** Start **
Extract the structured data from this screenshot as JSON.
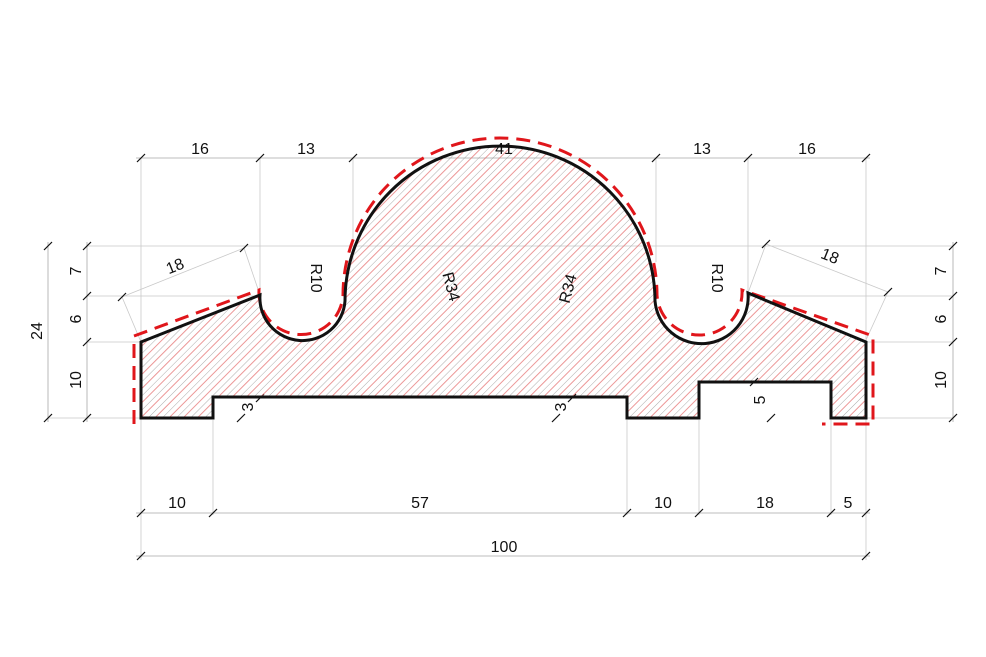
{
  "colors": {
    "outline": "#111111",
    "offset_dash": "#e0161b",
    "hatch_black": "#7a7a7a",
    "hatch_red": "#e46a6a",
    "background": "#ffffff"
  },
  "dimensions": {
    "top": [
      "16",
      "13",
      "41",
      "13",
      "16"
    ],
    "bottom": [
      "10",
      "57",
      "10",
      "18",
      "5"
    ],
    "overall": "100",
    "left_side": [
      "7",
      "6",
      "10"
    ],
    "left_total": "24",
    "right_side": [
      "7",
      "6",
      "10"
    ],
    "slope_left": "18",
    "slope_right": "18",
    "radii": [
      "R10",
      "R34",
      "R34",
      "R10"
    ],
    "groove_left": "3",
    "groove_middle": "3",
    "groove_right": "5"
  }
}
** End **
** Start **
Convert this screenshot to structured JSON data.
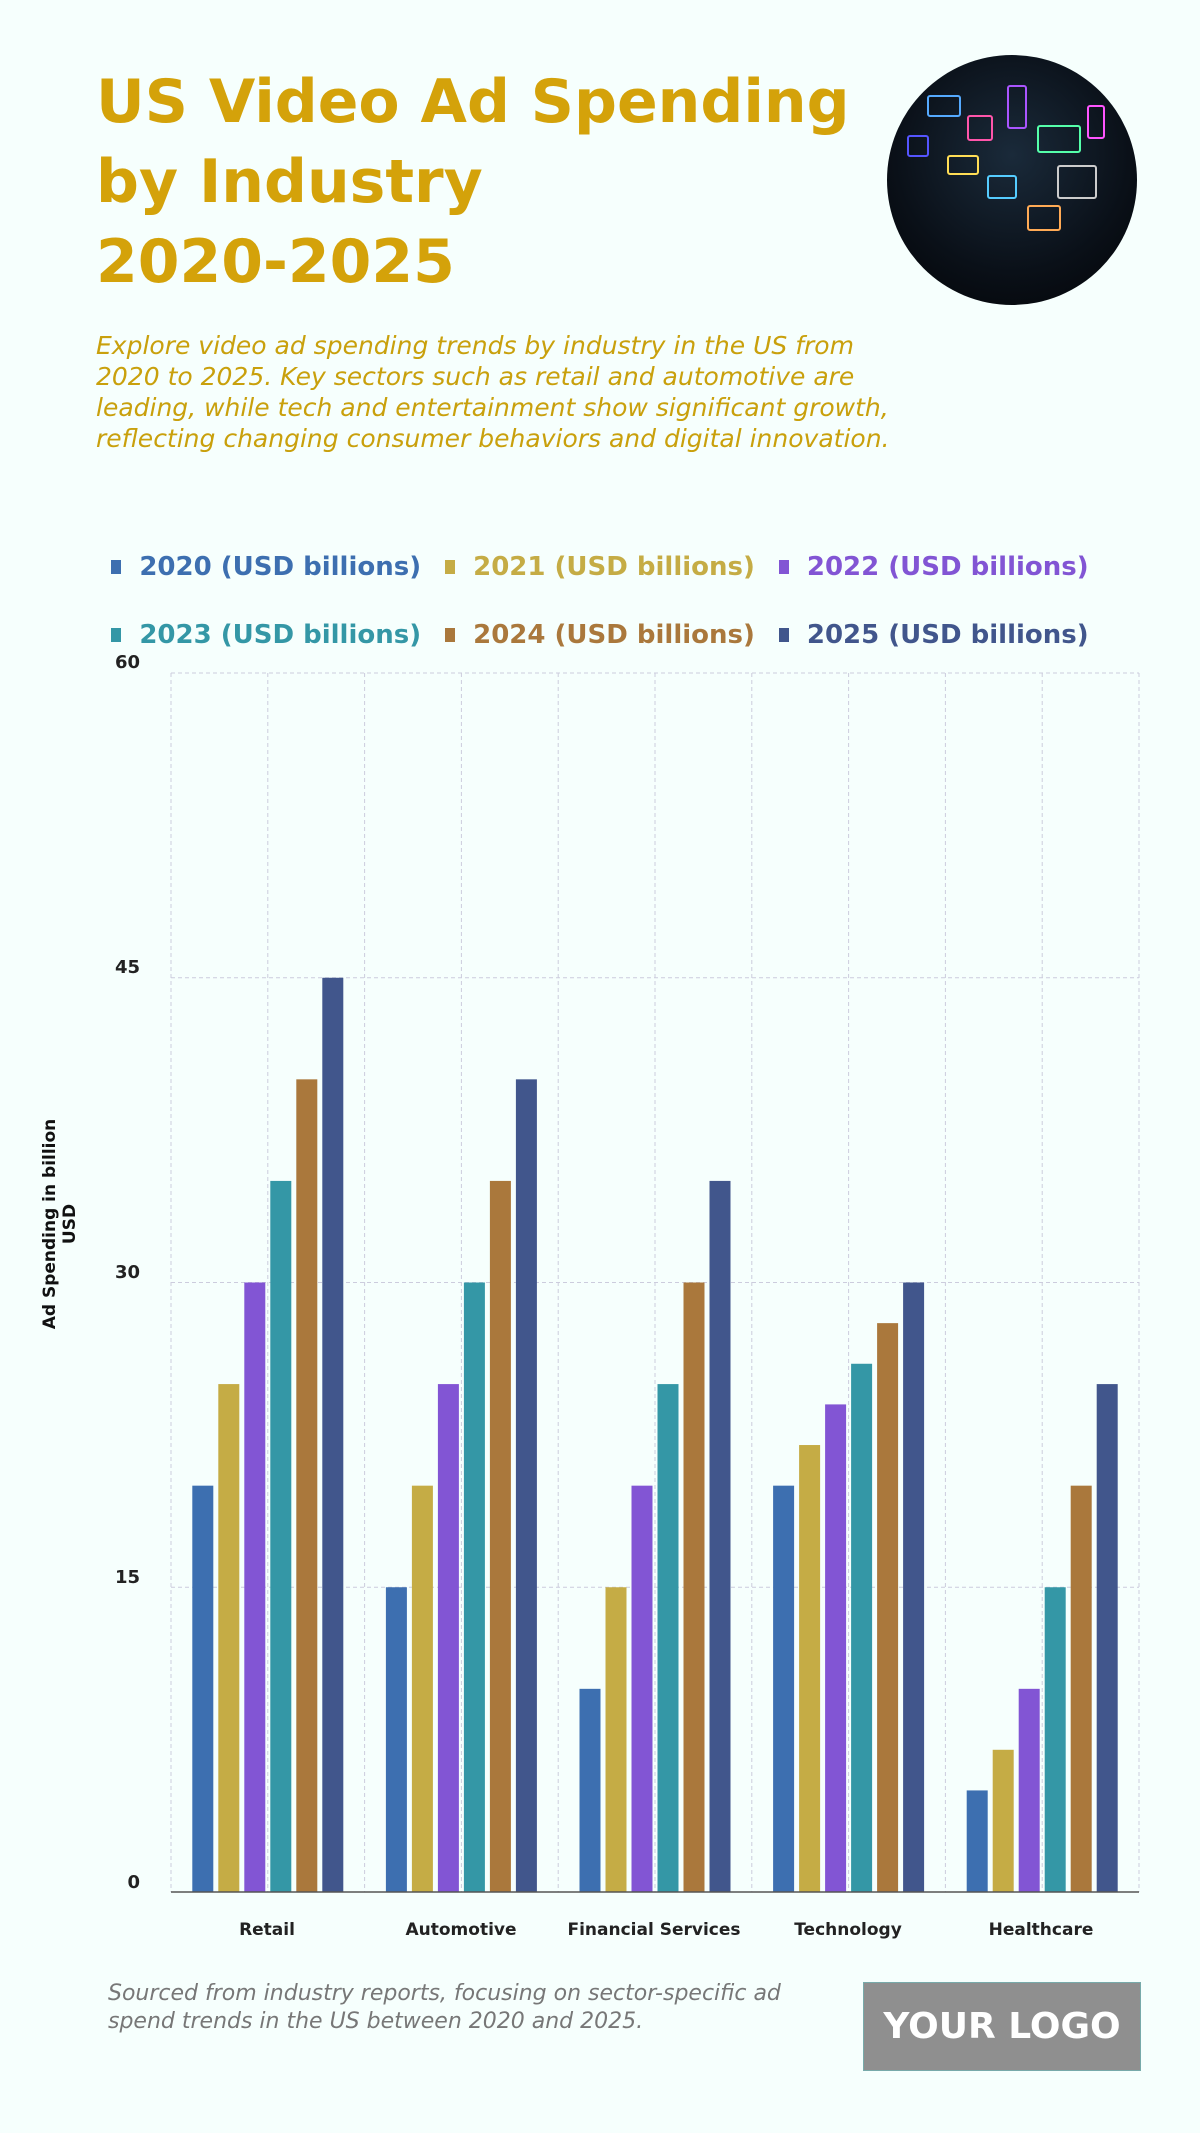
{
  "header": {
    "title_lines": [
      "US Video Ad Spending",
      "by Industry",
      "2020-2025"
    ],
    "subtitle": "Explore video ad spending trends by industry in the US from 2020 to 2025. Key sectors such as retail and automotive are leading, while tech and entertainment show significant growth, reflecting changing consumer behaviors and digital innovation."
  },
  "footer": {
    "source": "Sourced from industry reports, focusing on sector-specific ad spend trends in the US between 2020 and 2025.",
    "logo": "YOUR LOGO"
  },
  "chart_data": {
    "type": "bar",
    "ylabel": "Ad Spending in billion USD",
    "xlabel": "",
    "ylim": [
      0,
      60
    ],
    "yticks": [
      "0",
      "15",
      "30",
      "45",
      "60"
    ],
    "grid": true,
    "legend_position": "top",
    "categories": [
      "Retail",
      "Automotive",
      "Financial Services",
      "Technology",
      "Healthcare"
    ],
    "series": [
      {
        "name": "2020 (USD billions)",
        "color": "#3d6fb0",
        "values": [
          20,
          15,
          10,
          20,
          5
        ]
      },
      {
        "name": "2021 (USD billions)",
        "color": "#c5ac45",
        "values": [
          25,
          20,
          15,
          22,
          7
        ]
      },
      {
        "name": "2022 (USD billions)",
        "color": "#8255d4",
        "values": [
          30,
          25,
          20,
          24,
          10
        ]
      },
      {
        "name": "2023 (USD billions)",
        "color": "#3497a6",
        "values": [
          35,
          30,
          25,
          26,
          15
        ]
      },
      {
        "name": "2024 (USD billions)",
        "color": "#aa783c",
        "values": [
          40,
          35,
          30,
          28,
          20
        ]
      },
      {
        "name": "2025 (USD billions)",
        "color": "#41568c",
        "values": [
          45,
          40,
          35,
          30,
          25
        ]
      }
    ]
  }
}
** End **
=== Stated exercise ===
Return each line of the listing that holds the string "this".

=== Exercise response ===
Extract the structured data from this screenshot as JSON.
Convert this screenshot to structured JSON data.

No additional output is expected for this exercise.